Return the data exactly, with all pictures removed.

------------------------------

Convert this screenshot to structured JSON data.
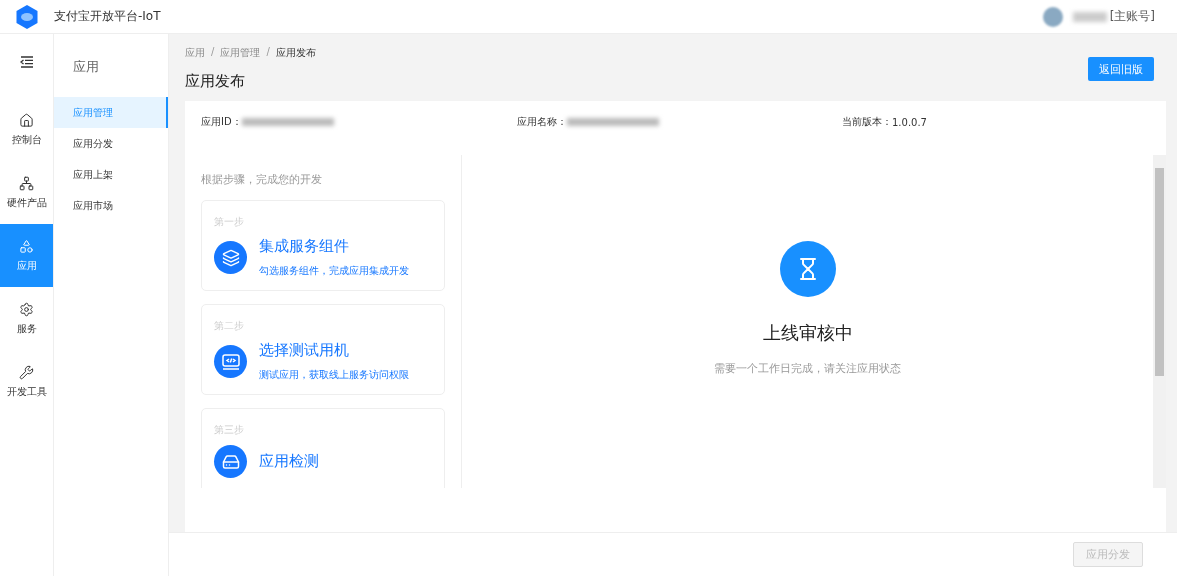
{
  "header": {
    "title": "支付宝开放平台-IoT",
    "account_tag": "[主账号]"
  },
  "rail": [
    {
      "kind": "home",
      "label": "控制台",
      "selected": false
    },
    {
      "kind": "hardware",
      "label": "硬件产品",
      "selected": false
    },
    {
      "kind": "apps",
      "label": "应用",
      "selected": true
    },
    {
      "kind": "service",
      "label": "服务",
      "selected": false
    },
    {
      "kind": "tools",
      "label": "开发工具",
      "selected": false
    }
  ],
  "submenu": {
    "title": "应用",
    "items": [
      {
        "label": "应用管理",
        "selected": true
      },
      {
        "label": "应用分发",
        "selected": false
      },
      {
        "label": "应用上架",
        "selected": false
      },
      {
        "label": "应用市场",
        "selected": false
      }
    ]
  },
  "breadcrumb": [
    "应用",
    "应用管理",
    "应用发布"
  ],
  "breadcrumb_separator": "/",
  "page_title": "应用发布",
  "back_button": "返回旧版",
  "info": [
    {
      "label": "应用ID："
    },
    {
      "label": "应用名称："
    },
    {
      "label": "当前版本：",
      "value": "1.0.0.7"
    }
  ],
  "steps_heading": "根据步骤，完成您的开发",
  "steps": [
    {
      "kind": "layers",
      "step": "第一步",
      "title": "集成服务组件",
      "description": "勾选服务组件，完成应用集成开发"
    },
    {
      "kind": "code",
      "step": "第二步",
      "title": "选择测试用机",
      "description": "测试应用，获取线上服务访问权限"
    },
    {
      "kind": "drive",
      "step": "第三步",
      "title": "应用检测"
    }
  ],
  "status": {
    "title": "上线审核中",
    "description": "需要一个工作日完成，请关注应用状态"
  },
  "footer_button": {
    "label": "应用分发",
    "disabled": true
  }
}
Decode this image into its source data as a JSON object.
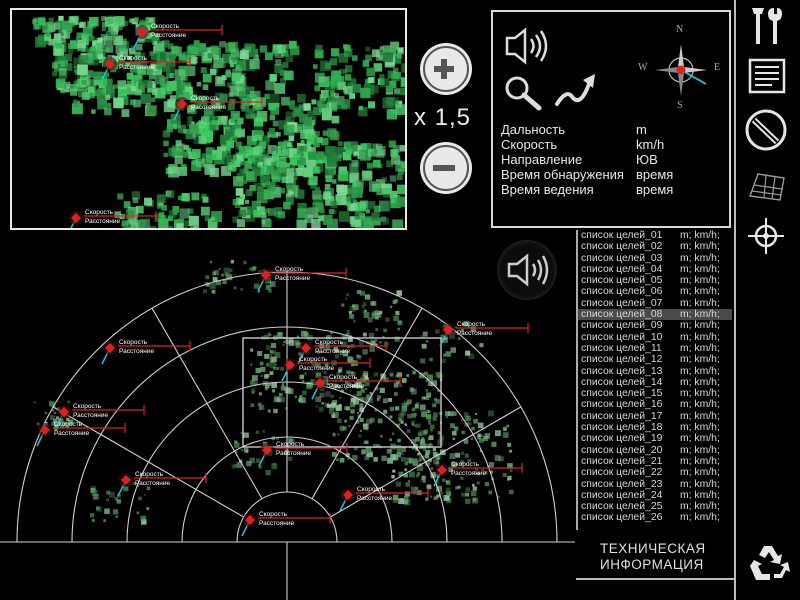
{
  "zoom": {
    "level_label": "x 1,5",
    "zoom_in_icon": "plus-circle-icon",
    "zoom_out_icon": "minus-circle-icon"
  },
  "info_panel": {
    "icons": [
      "speaker-icon",
      "magnifier-icon",
      "trend-arrow-icon",
      "compass-icon"
    ],
    "compass": {
      "n": "N",
      "s": "S",
      "e": "E",
      "w": "W"
    },
    "fields": [
      {
        "label": "Дальность",
        "value": "m"
      },
      {
        "label": "Скорость",
        "value": "km/h"
      },
      {
        "label": "Направление",
        "value": "ЮВ"
      },
      {
        "label": "Время обнаружения",
        "value": "время"
      },
      {
        "label": "Время ведения",
        "value": "время"
      }
    ]
  },
  "target_labels": {
    "speed": "Скорость",
    "distance": "Расстояние"
  },
  "targets_list": {
    "selected_index": 7,
    "items": [
      {
        "name": "список целей_01",
        "value": "m; km/h;"
      },
      {
        "name": "список целей_02",
        "value": "m; km/h;"
      },
      {
        "name": "список целей_03",
        "value": "m; km/h;"
      },
      {
        "name": "список целей_04",
        "value": "m; km/h;"
      },
      {
        "name": "список целей_05",
        "value": "m; km/h;"
      },
      {
        "name": "список целей_06",
        "value": "m; km/h;"
      },
      {
        "name": "список целей_07",
        "value": "m; km/h;"
      },
      {
        "name": "список целей_08",
        "value": "m; km/h;"
      },
      {
        "name": "список целей_09",
        "value": "m; km/h;"
      },
      {
        "name": "список целей_10",
        "value": "m; km/h;"
      },
      {
        "name": "список целей_11",
        "value": "m; km/h;"
      },
      {
        "name": "список целей_12",
        "value": "m; km/h;"
      },
      {
        "name": "список целей_13",
        "value": "m; km/h;"
      },
      {
        "name": "список целей_14",
        "value": "m; km/h;"
      },
      {
        "name": "список целей_15",
        "value": "m; km/h;"
      },
      {
        "name": "список целей_16",
        "value": "m; km/h;"
      },
      {
        "name": "список целей_17",
        "value": "m; km/h;"
      },
      {
        "name": "список целей_18",
        "value": "m; km/h;"
      },
      {
        "name": "список целей_19",
        "value": "m; km/h;"
      },
      {
        "name": "список целей_20",
        "value": "m; km/h;"
      },
      {
        "name": "список целей_21",
        "value": "m; km/h;"
      },
      {
        "name": "список целей_22",
        "value": "m; km/h;"
      },
      {
        "name": "список целей_23",
        "value": "m; km/h;"
      },
      {
        "name": "список целей_24",
        "value": "m; km/h;"
      },
      {
        "name": "список целей_25",
        "value": "m; km/h;"
      },
      {
        "name": "список целей_26",
        "value": "m; km/h;"
      }
    ]
  },
  "technical_info": {
    "line1": "ТЕХНИЧЕСКАЯ",
    "line2": "ИНФОРМАЦИЯ"
  },
  "sidebar": {
    "buttons": [
      "tools-icon",
      "report-icon",
      "no-entry-icon",
      "grid-icon",
      "crosshair-icon"
    ],
    "bottom": "recycle-icon"
  },
  "colors": {
    "accent_red": "#e02020",
    "cyan": "#20c8d8",
    "radar_green": "#3cbf5a",
    "panel_border": "#e8e8e8"
  }
}
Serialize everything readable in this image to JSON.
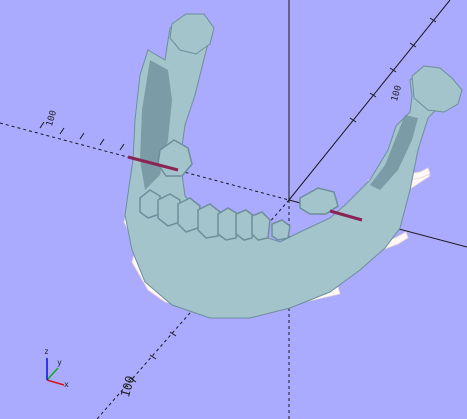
{
  "viewer": {
    "background_color": "#aaaaff",
    "model_color": "#a4c4cc",
    "model_shade_color": "#6d8f9a",
    "plate_color": "#fff8f6",
    "cut_line_color": "#8a2455",
    "axis_color": "#1a1a1a"
  },
  "axis_labels": {
    "y_negative": "100",
    "x_negative": "100",
    "x_negative_lower": "100",
    "y_positive": "100"
  },
  "axes_indicator": {
    "x_label": "x",
    "y_label": "y",
    "z_label": "z",
    "x_color": "#dd1111",
    "y_color": "#11aa11",
    "z_color": "#1111dd"
  }
}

------------------------------

EXERCISE RESPONSE -
Convert this screenshot to structured JSON data.
{
  "header": {
    "title": "支付宝开放平台-IoT",
    "account_tag": "[主账号]"
  },
  "rail": [
    {
      "kind": "home",
      "label": "控制台",
      "selected": false
    },
    {
      "kind": "hardware",
      "label": "硬件产品",
      "selected": false
    },
    {
      "kind": "apps",
      "label": "应用",
      "selected": true
    },
    {
      "kind": "service",
      "label": "服务",
      "selected": false
    },
    {
      "kind": "tools",
      "label": "开发工具",
      "selected": false
    }
  ],
  "submenu": {
    "title": "应用",
    "items": [
      {
        "label": "应用管理",
        "selected": true
      },
      {
        "label": "应用分发",
        "selected": false
      },
      {
        "label": "应用上架",
        "selected": false
      },
      {
        "label": "应用市场",
        "selected": false
      }
    ]
  },
  "breadcrumb": [
    "应用",
    "应用管理",
    "应用发布"
  ],
  "breadcrumb_separator": "/",
  "page_title": "应用发布",
  "back_button": "返回旧版",
  "info": [
    {
      "label": "应用ID："
    },
    {
      "label": "应用名称："
    },
    {
      "label": "当前版本：",
      "value": "1.0.0.7"
    }
  ],
  "steps_heading": "根据步骤，完成您的开发",
  "steps": [
    {
      "kind": "layers",
      "step": "第一步",
      "title": "集成服务组件",
      "description": "勾选服务组件，完成应用集成开发"
    },
    {
      "kind": "code",
      "step": "第二步",
      "title": "选择测试用机",
      "description": "测试应用，获取线上服务访问权限"
    },
    {
      "kind": "drive",
      "step": "第三步",
      "title": "应用检测"
    }
  ],
  "status": {
    "title": "上线审核中",
    "description": "需要一个工作日完成，请关注应用状态"
  },
  "footer_button": {
    "label": "应用分发",
    "disabled": true
  }
}
Decode this image into its source data as a JSON object.
{
  "zoom": {
    "level_label": "x 1,5",
    "zoom_in_icon": "plus-circle-icon",
    "zoom_out_icon": "minus-circle-icon"
  },
  "info_panel": {
    "icons": [
      "speaker-icon",
      "magnifier-icon",
      "trend-arrow-icon",
      "compass-icon"
    ],
    "compass": {
      "n": "N",
      "s": "S",
      "e": "E",
      "w": "W"
    },
    "fields": [
      {
        "label": "Дальность",
        "value": "m"
      },
      {
        "label": "Скорость",
        "value": "km/h"
      },
      {
        "label": "Направление",
        "value": "ЮВ"
      },
      {
        "label": "Время обнаружения",
        "value": "время"
      },
      {
        "label": "Время ведения",
        "value": "время"
      }
    ]
  },
  "target_labels": {
    "speed": "Скорость",
    "distance": "Расстояние"
  },
  "targets_list": {
    "selected_index": 7,
    "items": [
      {
        "name": "список целей_01",
        "value": "m; km/h;"
      },
      {
        "name": "список целей_02",
        "value": "m; km/h;"
      },
      {
        "name": "список целей_03",
        "value": "m; km/h;"
      },
      {
        "name": "список целей_04",
        "value": "m; km/h;"
      },
      {
        "name": "список целей_05",
        "value": "m; km/h;"
      },
      {
        "name": "список целей_06",
        "value": "m; km/h;"
      },
      {
        "name": "список целей_07",
        "value": "m; km/h;"
      },
      {
        "name": "список целей_08",
        "value": "m; km/h;"
      },
      {
        "name": "список целей_09",
        "value": "m; km/h;"
      },
      {
        "name": "список целей_10",
        "value": "m; km/h;"
      },
      {
        "name": "список целей_11",
        "value": "m; km/h;"
      },
      {
        "name": "список целей_12",
        "value": "m; km/h;"
      },
      {
        "name": "список целей_13",
        "value": "m; km/h;"
      },
      {
        "name": "список целей_14",
        "value": "m; km/h;"
      },
      {
        "name": "список целей_15",
        "value": "m; km/h;"
      },
      {
        "name": "список целей_16",
        "value": "m; km/h;"
      },
      {
        "name": "список целей_17",
        "value": "m; km/h;"
      },
      {
        "name": "список целей_18",
        "value": "m; km/h;"
      },
      {
        "name": "список целей_19",
        "value": "m; km/h;"
      },
      {
        "name": "список целей_20",
        "value": "m; km/h;"
      },
      {
        "name": "список целей_21",
        "value": "m; km/h;"
      },
      {
        "name": "список целей_22",
        "value": "m; km/h;"
      },
      {
        "name": "список целей_23",
        "value": "m; km/h;"
      },
      {
        "name": "список целей_24",
        "value": "m; km/h;"
      },
      {
        "name": "список целей_25",
        "value": "m; km/h;"
      },
      {
        "name": "список целей_26",
        "value": "m; km/h;"
      }
    ]
  },
  "technical_info": {
    "line1": "ТЕХНИЧЕСКАЯ",
    "line2": "ИНФОРМАЦИЯ"
  },
  "sidebar": {
    "buttons": [
      "tools-icon",
      "report-icon",
      "no-entry-icon",
      "grid-icon",
      "crosshair-icon"
    ],
    "bottom": "recycle-icon"
  },
  "colors": {
    "accent_red": "#e02020",
    "cyan": "#20c8d8",
    "radar_green": "#3cbf5a",
    "panel_border": "#e8e8e8"
  }
}
Serialize everything readable in this image to JSON.
{
  "viewer": {
    "background_color": "#aaaaff",
    "model_color": "#a4c4cc",
    "model_shade_color": "#6d8f9a",
    "plate_color": "#fff8f6",
    "cut_line_color": "#8a2455",
    "axis_color": "#1a1a1a"
  },
  "axis_labels": {
    "y_negative": "100",
    "x_negative": "100",
    "x_negative_lower": "100",
    "y_positive": "100"
  },
  "axes_indicator": {
    "x_label": "x",
    "y_label": "y",
    "z_label": "z",
    "x_color": "#dd1111",
    "y_color": "#11aa11",
    "z_color": "#1111dd"
  }
}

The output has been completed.